YOUR GOAL ▸
Print every line below exactly as written, but leave the pictures behind.

Data tied to figure images
------

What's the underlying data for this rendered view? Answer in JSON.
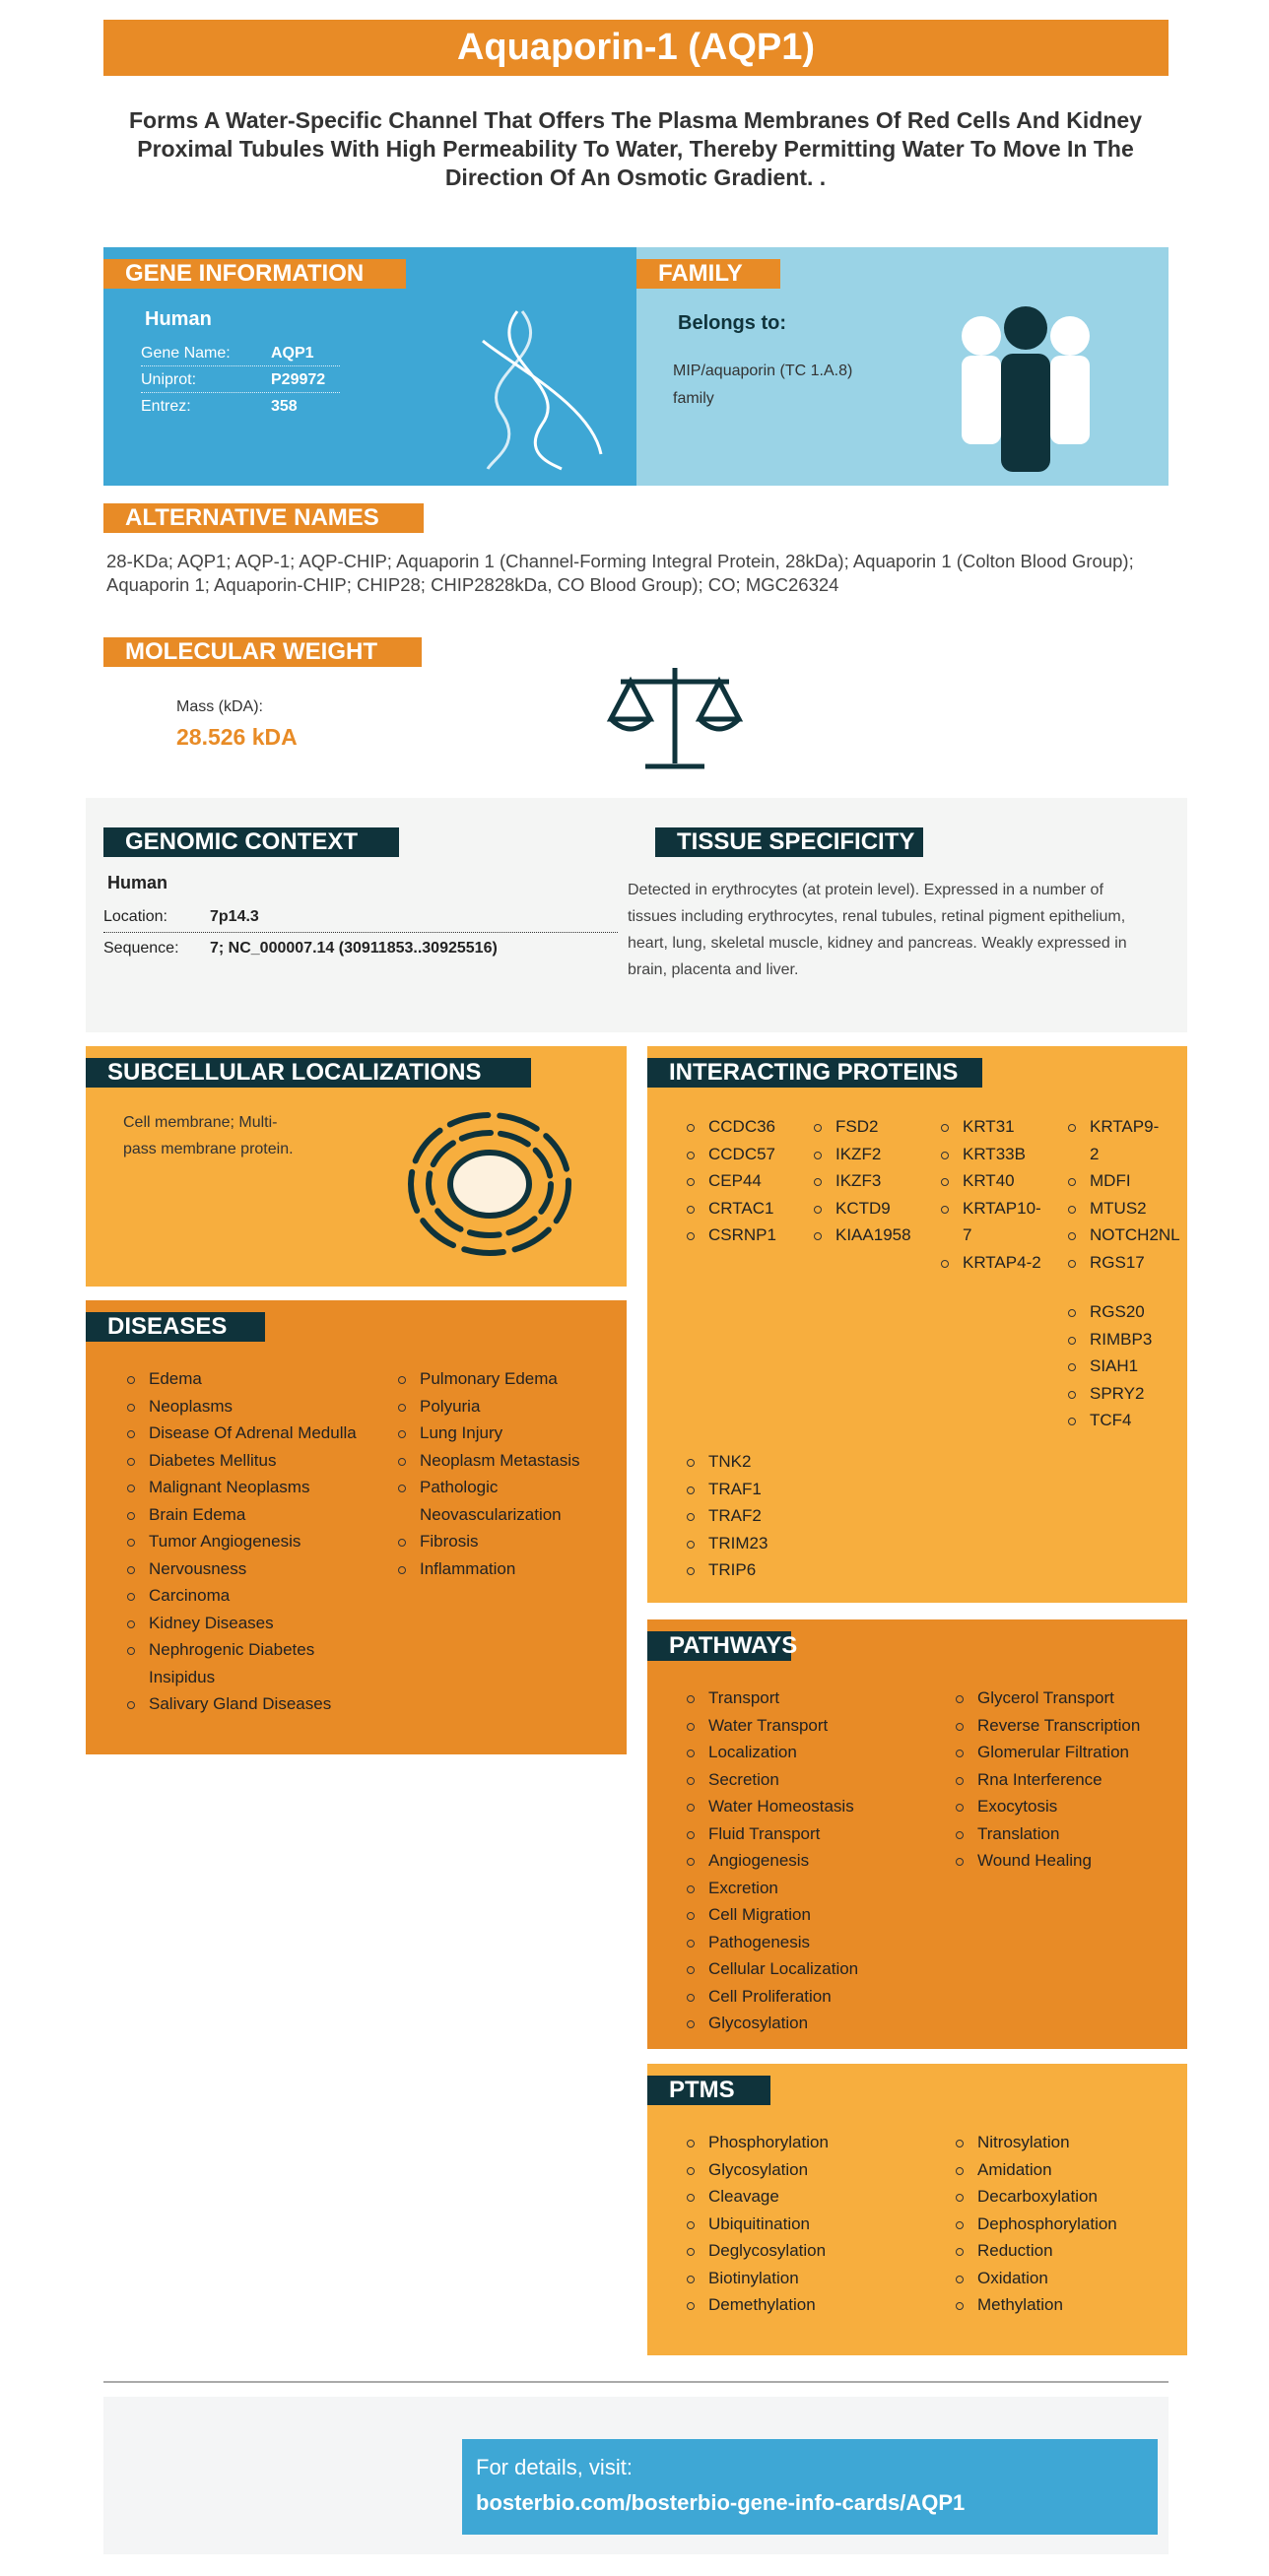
{
  "title": "Aquaporin-1 (AQP1)",
  "subtitle": "Forms A Water-Specific Channel That Offers The Plasma Membranes Of Red Cells And Kidney Proximal Tubules With High Permeability To Water, Thereby Permitting Water To Move In The Direction Of An Osmotic Gradient. .",
  "gene_info": {
    "header": "GENE INFORMATION",
    "species": "Human",
    "rows": [
      {
        "label": "Gene Name:",
        "value": "AQP1"
      },
      {
        "label": "Uniprot:",
        "value": "P29972"
      },
      {
        "label": "Entrez:",
        "value": "358"
      }
    ]
  },
  "family": {
    "header": "FAMILY",
    "belongs": "Belongs to:",
    "text": "MIP/aquaporin (TC 1.A.8) family"
  },
  "alt_names": {
    "header": "ALTERNATIVE NAMES",
    "text": "28-KDa; AQP1; AQP-1; AQP-CHIP; Aquaporin 1 (Channel-Forming Integral Protein, 28kDa); Aquaporin 1 (Colton Blood Group); Aquaporin 1; Aquaporin-CHIP; CHIP28; CHIP2828kDa, CO Blood Group); CO; MGC26324"
  },
  "mol_weight": {
    "header": "MOLECULAR WEIGHT",
    "label": "Mass (kDA):",
    "value": "28.526 kDA"
  },
  "genomic": {
    "header": "GENOMIC CONTEXT",
    "species": "Human",
    "rows": [
      {
        "label": "Location:",
        "value": "7p14.3"
      },
      {
        "label": "Sequence:",
        "value": "7; NC_000007.14 (30911853..30925516)"
      }
    ]
  },
  "tissue": {
    "header": "TISSUE SPECIFICITY",
    "text": "Detected in erythrocytes (at protein level). Expressed in a number of tissues including erythrocytes, renal tubules, retinal pigment epithelium, heart, lung, skeletal muscle, kidney and pancreas. Weakly expressed in brain, placenta and liver."
  },
  "subcellular": {
    "header": "SUBCELLULAR LOCALIZATIONS",
    "text": "Cell membrane; Multi-pass membrane protein."
  },
  "diseases": {
    "header": "DISEASES",
    "col1": [
      "Edema",
      "Neoplasms",
      "Disease Of Adrenal Medulla",
      "Diabetes Mellitus",
      "Malignant Neoplasms",
      "Brain Edema",
      "Tumor Angiogenesis",
      "Nervousness",
      "Carcinoma",
      "Kidney Diseases",
      "Nephrogenic Diabetes Insipidus",
      "Salivary Gland Diseases"
    ],
    "col2": [
      "Pulmonary Edema",
      "Polyuria",
      "Lung Injury",
      "Neoplasm Metastasis",
      "Pathologic Neovascularization",
      "Fibrosis",
      "Inflammation"
    ]
  },
  "interacting": {
    "header": "INTERACTING PROTEINS",
    "col1": [
      "CCDC36",
      "CCDC57",
      "CEP44",
      "CRTAC1",
      "CSRNP1"
    ],
    "col2": [
      "FSD2",
      "IKZF2",
      "IKZF3",
      "KCTD9",
      "KIAA1958"
    ],
    "col3": [
      "KRT31",
      "KRT33B",
      "KRT40",
      "KRTAP10-7",
      "KRTAP4-2"
    ],
    "col4a": [
      "KRTAP9-2",
      "MDFI",
      "MTUS2",
      "NOTCH2NL",
      "RGS17"
    ],
    "col4b": [
      "RGS20",
      "RIMBP3",
      "SIAH1",
      "SPRY2",
      "TCF4"
    ],
    "col1b": [
      "TNK2",
      "TRAF1",
      "TRAF2",
      "TRIM23",
      "TRIP6"
    ]
  },
  "pathways": {
    "header": "PATHWAYS",
    "col1": [
      "Transport",
      "Water Transport",
      "Localization",
      "Secretion",
      "Water Homeostasis",
      "Fluid Transport",
      "Angiogenesis",
      "Excretion",
      "Cell Migration",
      "Pathogenesis",
      "Cellular Localization",
      "Cell Proliferation",
      "Glycosylation"
    ],
    "col2": [
      "Glycerol Transport",
      "Reverse Transcription",
      "Glomerular Filtration",
      "Rna Interference",
      "Exocytosis",
      "Translation",
      "Wound Healing"
    ]
  },
  "ptms": {
    "header": "PTMS",
    "col1": [
      "Phosphorylation",
      "Glycosylation",
      "Cleavage",
      "Ubiquitination",
      "Deglycosylation",
      "Biotinylation",
      "Demethylation"
    ],
    "col2": [
      "Nitrosylation",
      "Amidation",
      "Decarboxylation",
      "Dephosphorylation",
      "Reduction",
      "Oxidation",
      "Methylation"
    ]
  },
  "footer": {
    "label": "For details, visit:",
    "link": "bosterbio.com/bosterbio-gene-info-cards/AQP1"
  },
  "colors": {
    "orange": "#e88b26",
    "light_orange": "#f7ae3e",
    "blue": "#3ea7d5",
    "light_blue": "#9ad3e6",
    "dark": "#0f333b"
  }
}
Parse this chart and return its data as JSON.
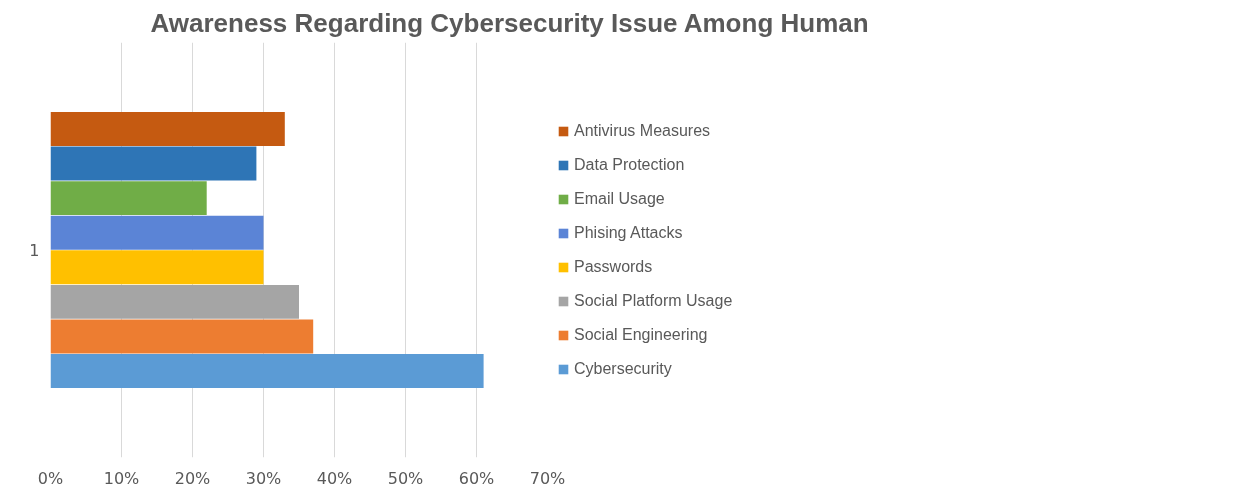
{
  "chart_data": {
    "type": "bar",
    "orientation": "horizontal",
    "title": "Awareness Regarding Cybersecurity Issue Among Human",
    "categories": [
      "1"
    ],
    "series": [
      {
        "name": "Cybersecurity",
        "color": "#5b9bd5",
        "values": [
          61
        ]
      },
      {
        "name": "Social Engineering",
        "color": "#ed7d31",
        "values": [
          37
        ]
      },
      {
        "name": "Social Platform Usage",
        "color": "#a5a5a5",
        "values": [
          35
        ]
      },
      {
        "name": "Passwords",
        "color": "#ffc000",
        "values": [
          30
        ]
      },
      {
        "name": "Phising Attacks",
        "color": "#5b84d6",
        "values": [
          30
        ]
      },
      {
        "name": "Email Usage",
        "color": "#70ad47",
        "values": [
          22
        ]
      },
      {
        "name": "Data Protection",
        "color": "#2e75b6",
        "values": [
          29
        ]
      },
      {
        "name": "Antivirus Measures",
        "color": "#c55a11",
        "values": [
          33
        ]
      }
    ],
    "xlim": [
      0,
      70
    ],
    "xticks": [
      {
        "value": 0,
        "label": "0%"
      },
      {
        "value": 10,
        "label": "10%"
      },
      {
        "value": 20,
        "label": "20%"
      },
      {
        "value": 30,
        "label": "30%"
      },
      {
        "value": 40,
        "label": "40%"
      },
      {
        "value": 50,
        "label": "50%"
      },
      {
        "value": 60,
        "label": "60%"
      },
      {
        "value": 70,
        "label": "70%"
      }
    ],
    "grid": "x",
    "legend": "right"
  }
}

------

SOLUTION FOR THIS EXERCISE ▸
What's the underlying data for this rendered view? Answer in JSON.
{
  "title": "Aquaporin-1 (AQP1)",
  "subtitle": "Forms A Water-Specific Channel That Offers The Plasma Membranes Of Red Cells And Kidney Proximal Tubules With High Permeability To Water, Thereby Permitting Water To Move In The Direction Of An Osmotic Gradient. .",
  "gene_info": {
    "header": "GENE INFORMATION",
    "species": "Human",
    "rows": [
      {
        "label": "Gene Name:",
        "value": "AQP1"
      },
      {
        "label": "Uniprot:",
        "value": "P29972"
      },
      {
        "label": "Entrez:",
        "value": "358"
      }
    ]
  },
  "family": {
    "header": "FAMILY",
    "belongs": "Belongs to:",
    "text": "MIP/aquaporin (TC 1.A.8) family"
  },
  "alt_names": {
    "header": "ALTERNATIVE NAMES",
    "text": "28-KDa; AQP1; AQP-1; AQP-CHIP; Aquaporin 1 (Channel-Forming Integral Protein, 28kDa); Aquaporin 1 (Colton Blood Group); Aquaporin 1; Aquaporin-CHIP; CHIP28; CHIP2828kDa, CO Blood Group); CO; MGC26324"
  },
  "mol_weight": {
    "header": "MOLECULAR WEIGHT",
    "label": "Mass (kDA):",
    "value": "28.526 kDA"
  },
  "genomic": {
    "header": "GENOMIC CONTEXT",
    "species": "Human",
    "rows": [
      {
        "label": "Location:",
        "value": "7p14.3"
      },
      {
        "label": "Sequence:",
        "value": "7; NC_000007.14 (30911853..30925516)"
      }
    ]
  },
  "tissue": {
    "header": "TISSUE SPECIFICITY",
    "text": "Detected in erythrocytes (at protein level). Expressed in a number of tissues including erythrocytes, renal tubules, retinal pigment epithelium, heart, lung, skeletal muscle, kidney and pancreas. Weakly expressed in brain, placenta and liver."
  },
  "subcellular": {
    "header": "SUBCELLULAR LOCALIZATIONS",
    "text": "Cell membrane; Multi-pass membrane protein."
  },
  "diseases": {
    "header": "DISEASES",
    "col1": [
      "Edema",
      "Neoplasms",
      "Disease Of Adrenal Medulla",
      "Diabetes Mellitus",
      "Malignant Neoplasms",
      "Brain Edema",
      "Tumor Angiogenesis",
      "Nervousness",
      "Carcinoma",
      "Kidney Diseases",
      "Nephrogenic Diabetes Insipidus",
      "Salivary Gland Diseases"
    ],
    "col2": [
      "Pulmonary Edema",
      "Polyuria",
      "Lung Injury",
      "Neoplasm Metastasis",
      "Pathologic Neovascularization",
      "Fibrosis",
      "Inflammation"
    ]
  },
  "interacting": {
    "header": "INTERACTING PROTEINS",
    "col1": [
      "CCDC36",
      "CCDC57",
      "CEP44",
      "CRTAC1",
      "CSRNP1"
    ],
    "col2": [
      "FSD2",
      "IKZF2",
      "IKZF3",
      "KCTD9",
      "KIAA1958"
    ],
    "col3": [
      "KRT31",
      "KRT33B",
      "KRT40",
      "KRTAP10-7",
      "KRTAP4-2"
    ],
    "col4a": [
      "KRTAP9-2",
      "MDFI",
      "MTUS2",
      "NOTCH2NL",
      "RGS17"
    ],
    "col4b": [
      "RGS20",
      "RIMBP3",
      "SIAH1",
      "SPRY2",
      "TCF4"
    ],
    "col1b": [
      "TNK2",
      "TRAF1",
      "TRAF2",
      "TRIM23",
      "TRIP6"
    ]
  },
  "pathways": {
    "header": "PATHWAYS",
    "col1": [
      "Transport",
      "Water Transport",
      "Localization",
      "Secretion",
      "Water Homeostasis",
      "Fluid Transport",
      "Angiogenesis",
      "Excretion",
      "Cell Migration",
      "Pathogenesis",
      "Cellular Localization",
      "Cell Proliferation",
      "Glycosylation"
    ],
    "col2": [
      "Glycerol Transport",
      "Reverse Transcription",
      "Glomerular Filtration",
      "Rna Interference",
      "Exocytosis",
      "Translation",
      "Wound Healing"
    ]
  },
  "ptms": {
    "header": "PTMS",
    "col1": [
      "Phosphorylation",
      "Glycosylation",
      "Cleavage",
      "Ubiquitination",
      "Deglycosylation",
      "Biotinylation",
      "Demethylation"
    ],
    "col2": [
      "Nitrosylation",
      "Amidation",
      "Decarboxylation",
      "Dephosphorylation",
      "Reduction",
      "Oxidation",
      "Methylation"
    ]
  },
  "footer": {
    "label": "For details, visit:",
    "link": "bosterbio.com/bosterbio-gene-info-cards/AQP1"
  },
  "colors": {
    "orange": "#e88b26",
    "light_orange": "#f7ae3e",
    "blue": "#3ea7d5",
    "light_blue": "#9ad3e6",
    "dark": "#0f333b"
  }
}
Parse this chart and return its data as JSON.
{
  "chart_data": {
    "type": "bar",
    "orientation": "horizontal",
    "title": "Awareness Regarding Cybersecurity Issue Among Human",
    "categories": [
      "1"
    ],
    "series": [
      {
        "name": "Cybersecurity",
        "color": "#5b9bd5",
        "values": [
          61
        ]
      },
      {
        "name": "Social Engineering",
        "color": "#ed7d31",
        "values": [
          37
        ]
      },
      {
        "name": "Social Platform Usage",
        "color": "#a5a5a5",
        "values": [
          35
        ]
      },
      {
        "name": "Passwords",
        "color": "#ffc000",
        "values": [
          30
        ]
      },
      {
        "name": "Phising Attacks",
        "color": "#5b84d6",
        "values": [
          30
        ]
      },
      {
        "name": "Email Usage",
        "color": "#70ad47",
        "values": [
          22
        ]
      },
      {
        "name": "Data Protection",
        "color": "#2e75b6",
        "values": [
          29
        ]
      },
      {
        "name": "Antivirus Measures",
        "color": "#c55a11",
        "values": [
          33
        ]
      }
    ],
    "xlim": [
      0,
      70
    ],
    "xticks": [
      {
        "value": 0,
        "label": "0%"
      },
      {
        "value": 10,
        "label": "10%"
      },
      {
        "value": 20,
        "label": "20%"
      },
      {
        "value": 30,
        "label": "30%"
      },
      {
        "value": 40,
        "label": "40%"
      },
      {
        "value": 50,
        "label": "50%"
      },
      {
        "value": 60,
        "label": "60%"
      },
      {
        "value": 70,
        "label": "70%"
      }
    ],
    "grid": "x",
    "legend": "right"
  }
}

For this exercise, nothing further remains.